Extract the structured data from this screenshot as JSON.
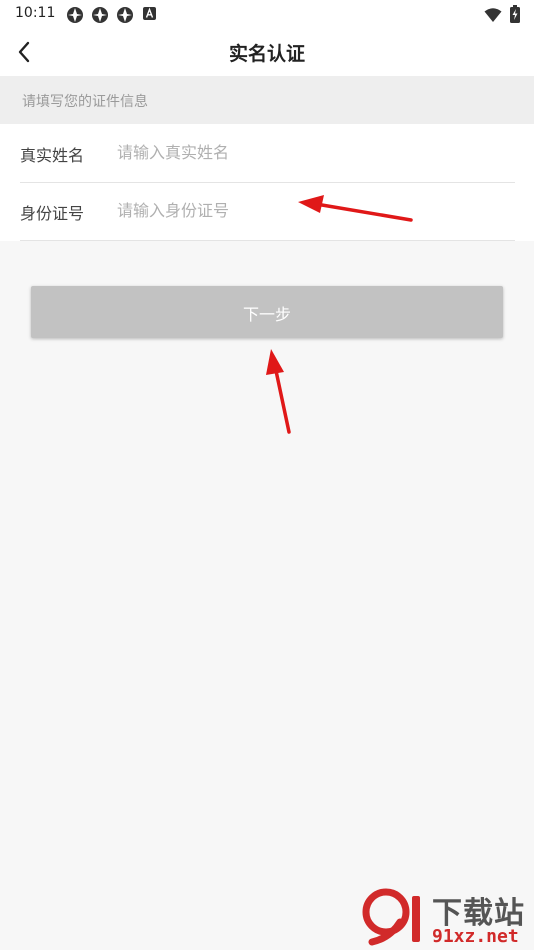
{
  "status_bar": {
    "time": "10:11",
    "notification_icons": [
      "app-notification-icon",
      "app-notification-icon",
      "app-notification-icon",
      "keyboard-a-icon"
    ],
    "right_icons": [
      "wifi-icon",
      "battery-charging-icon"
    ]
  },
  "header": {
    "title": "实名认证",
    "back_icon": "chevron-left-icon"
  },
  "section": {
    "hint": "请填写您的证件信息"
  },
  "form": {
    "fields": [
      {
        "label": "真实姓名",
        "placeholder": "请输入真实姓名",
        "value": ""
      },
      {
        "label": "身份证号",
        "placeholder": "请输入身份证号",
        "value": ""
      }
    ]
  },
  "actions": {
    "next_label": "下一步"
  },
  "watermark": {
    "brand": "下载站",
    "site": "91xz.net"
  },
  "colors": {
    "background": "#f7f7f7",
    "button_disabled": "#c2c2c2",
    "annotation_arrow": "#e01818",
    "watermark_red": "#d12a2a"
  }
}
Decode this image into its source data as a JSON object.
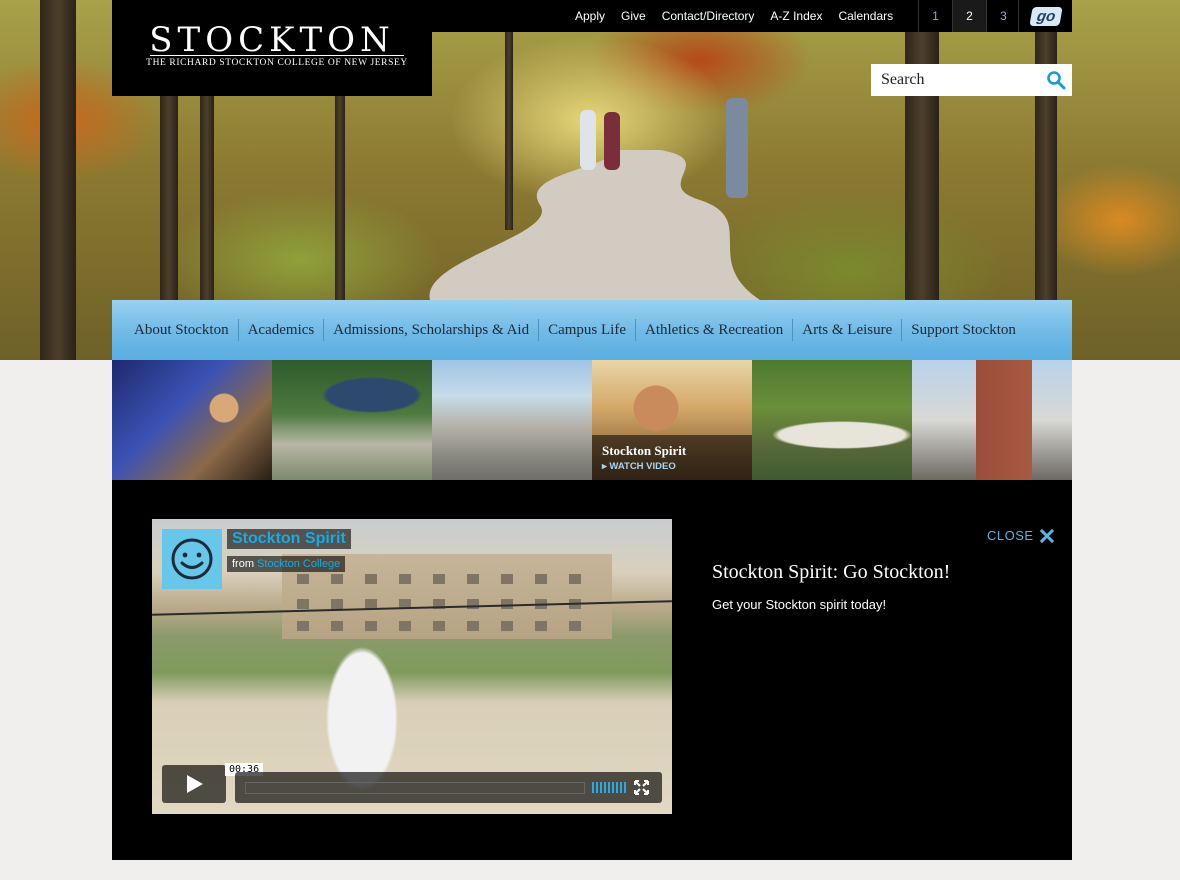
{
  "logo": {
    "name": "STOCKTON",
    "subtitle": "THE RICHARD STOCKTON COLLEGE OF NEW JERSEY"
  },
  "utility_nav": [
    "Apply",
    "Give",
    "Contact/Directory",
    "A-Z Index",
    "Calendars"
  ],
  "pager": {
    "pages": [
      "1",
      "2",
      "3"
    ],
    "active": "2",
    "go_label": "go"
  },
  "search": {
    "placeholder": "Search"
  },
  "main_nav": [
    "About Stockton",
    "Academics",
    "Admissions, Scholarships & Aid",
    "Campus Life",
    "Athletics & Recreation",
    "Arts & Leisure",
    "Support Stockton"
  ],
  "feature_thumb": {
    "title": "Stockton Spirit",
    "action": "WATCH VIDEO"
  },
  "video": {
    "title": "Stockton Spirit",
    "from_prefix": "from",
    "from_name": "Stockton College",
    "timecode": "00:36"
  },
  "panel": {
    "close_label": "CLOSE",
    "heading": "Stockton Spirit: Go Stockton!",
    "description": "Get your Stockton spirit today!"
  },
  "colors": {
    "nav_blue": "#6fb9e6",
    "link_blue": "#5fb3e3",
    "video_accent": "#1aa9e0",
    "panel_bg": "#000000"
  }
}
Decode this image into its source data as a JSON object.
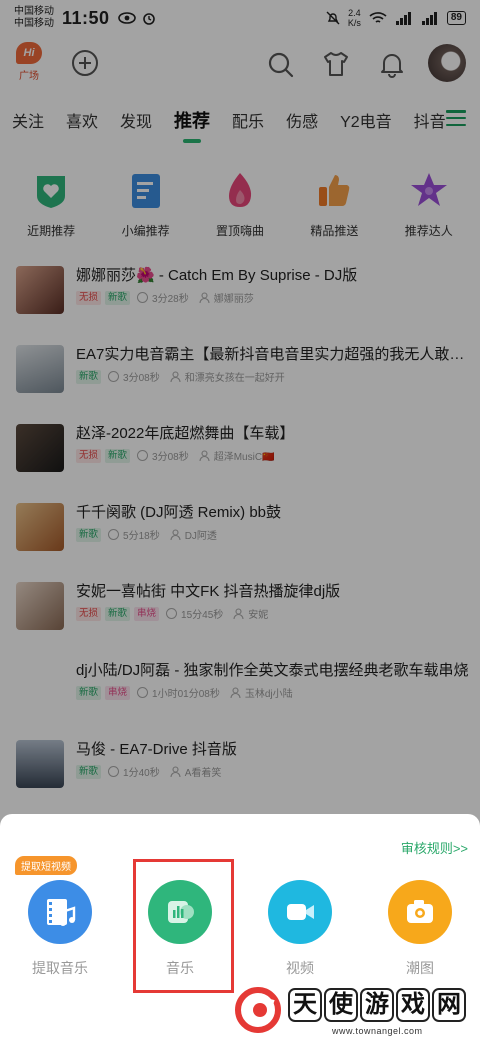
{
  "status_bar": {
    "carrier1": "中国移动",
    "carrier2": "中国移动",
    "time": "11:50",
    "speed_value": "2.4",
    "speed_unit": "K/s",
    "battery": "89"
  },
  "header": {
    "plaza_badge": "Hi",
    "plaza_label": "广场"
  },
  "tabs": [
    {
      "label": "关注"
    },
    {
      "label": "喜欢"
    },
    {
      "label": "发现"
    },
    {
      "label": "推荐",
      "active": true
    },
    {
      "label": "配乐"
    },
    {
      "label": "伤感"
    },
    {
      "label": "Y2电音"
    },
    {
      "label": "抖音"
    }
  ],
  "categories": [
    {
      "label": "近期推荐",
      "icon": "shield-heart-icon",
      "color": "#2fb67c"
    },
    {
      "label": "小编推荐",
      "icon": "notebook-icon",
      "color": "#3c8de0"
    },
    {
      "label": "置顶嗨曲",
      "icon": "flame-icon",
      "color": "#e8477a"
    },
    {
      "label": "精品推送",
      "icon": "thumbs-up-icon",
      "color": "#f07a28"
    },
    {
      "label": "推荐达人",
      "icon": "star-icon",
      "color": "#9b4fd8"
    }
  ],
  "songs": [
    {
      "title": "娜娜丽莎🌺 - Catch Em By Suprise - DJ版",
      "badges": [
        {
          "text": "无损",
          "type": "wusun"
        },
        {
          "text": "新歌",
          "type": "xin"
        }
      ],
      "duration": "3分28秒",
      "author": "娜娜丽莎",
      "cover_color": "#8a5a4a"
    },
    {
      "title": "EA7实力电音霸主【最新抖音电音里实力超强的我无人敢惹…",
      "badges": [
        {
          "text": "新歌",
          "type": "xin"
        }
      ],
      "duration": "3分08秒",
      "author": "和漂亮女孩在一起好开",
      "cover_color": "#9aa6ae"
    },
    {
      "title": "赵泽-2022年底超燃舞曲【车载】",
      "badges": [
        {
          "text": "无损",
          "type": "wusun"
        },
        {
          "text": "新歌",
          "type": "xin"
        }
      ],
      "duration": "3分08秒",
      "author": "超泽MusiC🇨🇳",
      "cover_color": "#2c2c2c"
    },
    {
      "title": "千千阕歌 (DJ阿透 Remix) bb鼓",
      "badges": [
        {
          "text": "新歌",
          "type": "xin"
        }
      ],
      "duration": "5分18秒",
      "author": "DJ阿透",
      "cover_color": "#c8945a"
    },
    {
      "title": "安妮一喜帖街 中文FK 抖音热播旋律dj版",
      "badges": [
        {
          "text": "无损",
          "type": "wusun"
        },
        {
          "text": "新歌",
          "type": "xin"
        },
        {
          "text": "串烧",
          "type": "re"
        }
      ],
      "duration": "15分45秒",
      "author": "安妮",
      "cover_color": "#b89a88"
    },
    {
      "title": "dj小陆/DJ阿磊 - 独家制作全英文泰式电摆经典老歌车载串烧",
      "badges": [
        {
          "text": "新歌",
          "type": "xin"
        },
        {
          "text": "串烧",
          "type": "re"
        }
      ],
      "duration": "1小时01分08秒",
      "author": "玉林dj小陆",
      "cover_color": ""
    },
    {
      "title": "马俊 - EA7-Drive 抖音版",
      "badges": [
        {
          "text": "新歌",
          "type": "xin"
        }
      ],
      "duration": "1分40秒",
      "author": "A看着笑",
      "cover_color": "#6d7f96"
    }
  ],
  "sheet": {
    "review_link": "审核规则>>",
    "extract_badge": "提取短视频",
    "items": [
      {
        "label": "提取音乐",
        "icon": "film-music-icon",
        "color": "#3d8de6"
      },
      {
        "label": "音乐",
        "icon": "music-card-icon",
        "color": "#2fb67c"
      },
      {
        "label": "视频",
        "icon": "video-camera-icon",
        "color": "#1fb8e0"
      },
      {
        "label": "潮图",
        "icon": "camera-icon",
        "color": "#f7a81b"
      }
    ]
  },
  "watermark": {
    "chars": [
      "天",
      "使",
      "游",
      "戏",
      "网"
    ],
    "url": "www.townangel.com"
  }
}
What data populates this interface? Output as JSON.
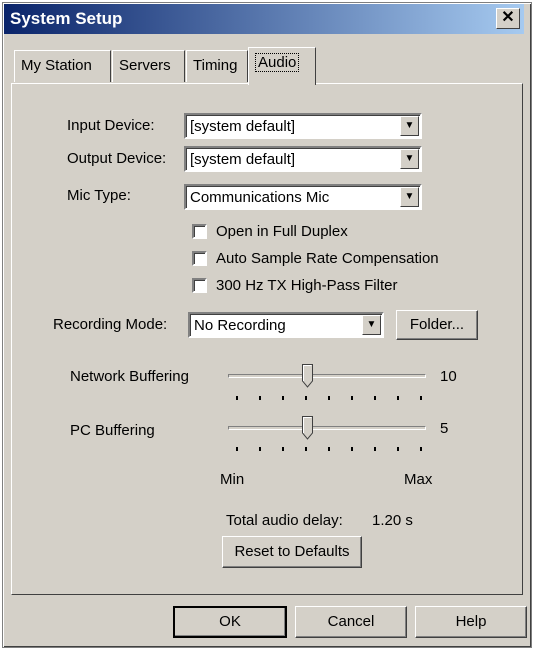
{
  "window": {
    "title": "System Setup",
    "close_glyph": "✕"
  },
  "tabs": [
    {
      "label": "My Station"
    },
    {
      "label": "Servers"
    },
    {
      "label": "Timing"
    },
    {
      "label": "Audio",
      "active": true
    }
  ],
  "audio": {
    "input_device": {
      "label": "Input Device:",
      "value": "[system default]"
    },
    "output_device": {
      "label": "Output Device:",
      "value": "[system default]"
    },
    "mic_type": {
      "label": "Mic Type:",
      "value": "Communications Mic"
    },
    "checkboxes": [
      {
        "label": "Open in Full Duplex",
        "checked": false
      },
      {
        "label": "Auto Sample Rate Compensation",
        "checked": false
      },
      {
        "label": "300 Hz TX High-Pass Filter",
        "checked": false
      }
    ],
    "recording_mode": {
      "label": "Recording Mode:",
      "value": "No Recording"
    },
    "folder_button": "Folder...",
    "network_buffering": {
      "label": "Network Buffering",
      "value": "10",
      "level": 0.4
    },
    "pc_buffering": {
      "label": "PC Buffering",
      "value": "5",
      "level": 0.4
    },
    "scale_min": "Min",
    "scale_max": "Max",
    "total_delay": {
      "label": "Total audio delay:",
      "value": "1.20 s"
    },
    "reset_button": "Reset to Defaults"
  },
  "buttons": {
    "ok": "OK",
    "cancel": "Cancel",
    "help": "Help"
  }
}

* * *

» Work to complete
Reproduce the data verbatim. Do not carry any picture into the copy.

» Worked solution
Extract the structured data from this screenshot as JSON.
{
  "status_bar": {
    "time": "10:11",
    "notification_icons": [
      "app-notification-icon",
      "app-notification-icon",
      "app-notification-icon",
      "keyboard-a-icon"
    ],
    "right_icons": [
      "wifi-icon",
      "battery-charging-icon"
    ]
  },
  "header": {
    "title": "实名认证",
    "back_icon": "chevron-left-icon"
  },
  "section": {
    "hint": "请填写您的证件信息"
  },
  "form": {
    "fields": [
      {
        "label": "真实姓名",
        "placeholder": "请输入真实姓名",
        "value": ""
      },
      {
        "label": "身份证号",
        "placeholder": "请输入身份证号",
        "value": ""
      }
    ]
  },
  "actions": {
    "next_label": "下一步"
  },
  "watermark": {
    "brand": "下载站",
    "site": "91xz.net"
  },
  "colors": {
    "background": "#f7f7f7",
    "button_disabled": "#c2c2c2",
    "annotation_arrow": "#e01818",
    "watermark_red": "#d12a2a"
  }
}
Decode this image into its source data as a JSON object.
{
  "logo": {
    "name": "STOCKTON",
    "subtitle": "THE RICHARD STOCKTON COLLEGE OF NEW JERSEY"
  },
  "utility_nav": [
    "Apply",
    "Give",
    "Contact/Directory",
    "A-Z Index",
    "Calendars"
  ],
  "pager": {
    "pages": [
      "1",
      "2",
      "3"
    ],
    "active": "2",
    "go_label": "go"
  },
  "search": {
    "placeholder": "Search"
  },
  "main_nav": [
    "About Stockton",
    "Academics",
    "Admissions, Scholarships & Aid",
    "Campus Life",
    "Athletics & Recreation",
    "Arts & Leisure",
    "Support Stockton"
  ],
  "feature_thumb": {
    "title": "Stockton Spirit",
    "action": "WATCH VIDEO"
  },
  "video": {
    "title": "Stockton Spirit",
    "from_prefix": "from",
    "from_name": "Stockton College",
    "timecode": "00:36"
  },
  "panel": {
    "close_label": "CLOSE",
    "heading": "Stockton Spirit: Go Stockton!",
    "description": "Get your Stockton spirit today!"
  },
  "colors": {
    "nav_blue": "#6fb9e6",
    "link_blue": "#5fb3e3",
    "video_accent": "#1aa9e0",
    "panel_bg": "#000000"
  }
}
Decode this image into its source data as a JSON object.
{
  "status_bar": {
    "carrier1": "中国移动",
    "carrier2": "中国移动",
    "time": "11:50",
    "speed_value": "2.4",
    "speed_unit": "K/s",
    "battery": "89"
  },
  "header": {
    "plaza_badge": "Hi",
    "plaza_label": "广场"
  },
  "tabs": [
    {
      "label": "关注"
    },
    {
      "label": "喜欢"
    },
    {
      "label": "发现"
    },
    {
      "label": "推荐",
      "active": true
    },
    {
      "label": "配乐"
    },
    {
      "label": "伤感"
    },
    {
      "label": "Y2电音"
    },
    {
      "label": "抖音"
    }
  ],
  "categories": [
    {
      "label": "近期推荐",
      "icon": "shield-heart-icon",
      "color": "#2fb67c"
    },
    {
      "label": "小编推荐",
      "icon": "notebook-icon",
      "color": "#3c8de0"
    },
    {
      "label": "置顶嗨曲",
      "icon": "flame-icon",
      "color": "#e8477a"
    },
    {
      "label": "精品推送",
      "icon": "thumbs-up-icon",
      "color": "#f07a28"
    },
    {
      "label": "推荐达人",
      "icon": "star-icon",
      "color": "#9b4fd8"
    }
  ],
  "songs": [
    {
      "title": "娜娜丽莎🌺 - Catch Em By Suprise - DJ版",
      "badges": [
        {
          "text": "无损",
          "type": "wusun"
        },
        {
          "text": "新歌",
          "type": "xin"
        }
      ],
      "duration": "3分28秒",
      "author": "娜娜丽莎",
      "cover_color": "#8a5a4a"
    },
    {
      "title": "EA7实力电音霸主【最新抖音电音里实力超强的我无人敢惹…",
      "badges": [
        {
          "text": "新歌",
          "type": "xin"
        }
      ],
      "duration": "3分08秒",
      "author": "和漂亮女孩在一起好开",
      "cover_color": "#9aa6ae"
    },
    {
      "title": "赵泽-2022年底超燃舞曲【车载】",
      "badges": [
        {
          "text": "无损",
          "type": "wusun"
        },
        {
          "text": "新歌",
          "type": "xin"
        }
      ],
      "duration": "3分08秒",
      "author": "超泽MusiC🇨🇳",
      "cover_color": "#2c2c2c"
    },
    {
      "title": "千千阕歌 (DJ阿透 Remix) bb鼓",
      "badges": [
        {
          "text": "新歌",
          "type": "xin"
        }
      ],
      "duration": "5分18秒",
      "author": "DJ阿透",
      "cover_color": "#c8945a"
    },
    {
      "title": "安妮一喜帖街 中文FK 抖音热播旋律dj版",
      "badges": [
        {
          "text": "无损",
          "type": "wusun"
        },
        {
          "text": "新歌",
          "type": "xin"
        },
        {
          "text": "串烧",
          "type": "re"
        }
      ],
      "duration": "15分45秒",
      "author": "安妮",
      "cover_color": "#b89a88"
    },
    {
      "title": "dj小陆/DJ阿磊 - 独家制作全英文泰式电摆经典老歌车载串烧",
      "badges": [
        {
          "text": "新歌",
          "type": "xin"
        },
        {
          "text": "串烧",
          "type": "re"
        }
      ],
      "duration": "1小时01分08秒",
      "author": "玉林dj小陆",
      "cover_color": ""
    },
    {
      "title": "马俊 - EA7-Drive 抖音版",
      "badges": [
        {
          "text": "新歌",
          "type": "xin"
        }
      ],
      "duration": "1分40秒",
      "author": "A看着笑",
      "cover_color": "#6d7f96"
    }
  ],
  "sheet": {
    "review_link": "审核规则>>",
    "extract_badge": "提取短视频",
    "items": [
      {
        "label": "提取音乐",
        "icon": "film-music-icon",
        "color": "#3d8de6"
      },
      {
        "label": "音乐",
        "icon": "music-card-icon",
        "color": "#2fb67c"
      },
      {
        "label": "视频",
        "icon": "video-camera-icon",
        "color": "#1fb8e0"
      },
      {
        "label": "潮图",
        "icon": "camera-icon",
        "color": "#f7a81b"
      }
    ]
  },
  "watermark": {
    "chars": [
      "天",
      "使",
      "游",
      "戏",
      "网"
    ],
    "url": "www.townangel.com"
  }
}
What data populates this interface? Output as JSON.
{
  "window": {
    "title": "System Setup",
    "close_glyph": "✕"
  },
  "tabs": [
    {
      "label": "My Station"
    },
    {
      "label": "Servers"
    },
    {
      "label": "Timing"
    },
    {
      "label": "Audio",
      "active": true
    }
  ],
  "audio": {
    "input_device": {
      "label": "Input Device:",
      "value": "[system default]"
    },
    "output_device": {
      "label": "Output Device:",
      "value": "[system default]"
    },
    "mic_type": {
      "label": "Mic Type:",
      "value": "Communications Mic"
    },
    "checkboxes": [
      {
        "label": "Open in Full Duplex",
        "checked": false
      },
      {
        "label": "Auto Sample Rate Compensation",
        "checked": false
      },
      {
        "label": "300 Hz TX High-Pass Filter",
        "checked": false
      }
    ],
    "recording_mode": {
      "label": "Recording Mode:",
      "value": "No Recording"
    },
    "folder_button": "Folder...",
    "network_buffering": {
      "label": "Network Buffering",
      "value": "10",
      "level": 0.4
    },
    "pc_buffering": {
      "label": "PC Buffering",
      "value": "5",
      "level": 0.4
    },
    "scale_min": "Min",
    "scale_max": "Max",
    "total_delay": {
      "label": "Total audio delay:",
      "value": "1.20 s"
    },
    "reset_button": "Reset to Defaults"
  },
  "buttons": {
    "ok": "OK",
    "cancel": "Cancel",
    "help": "Help"
  }
}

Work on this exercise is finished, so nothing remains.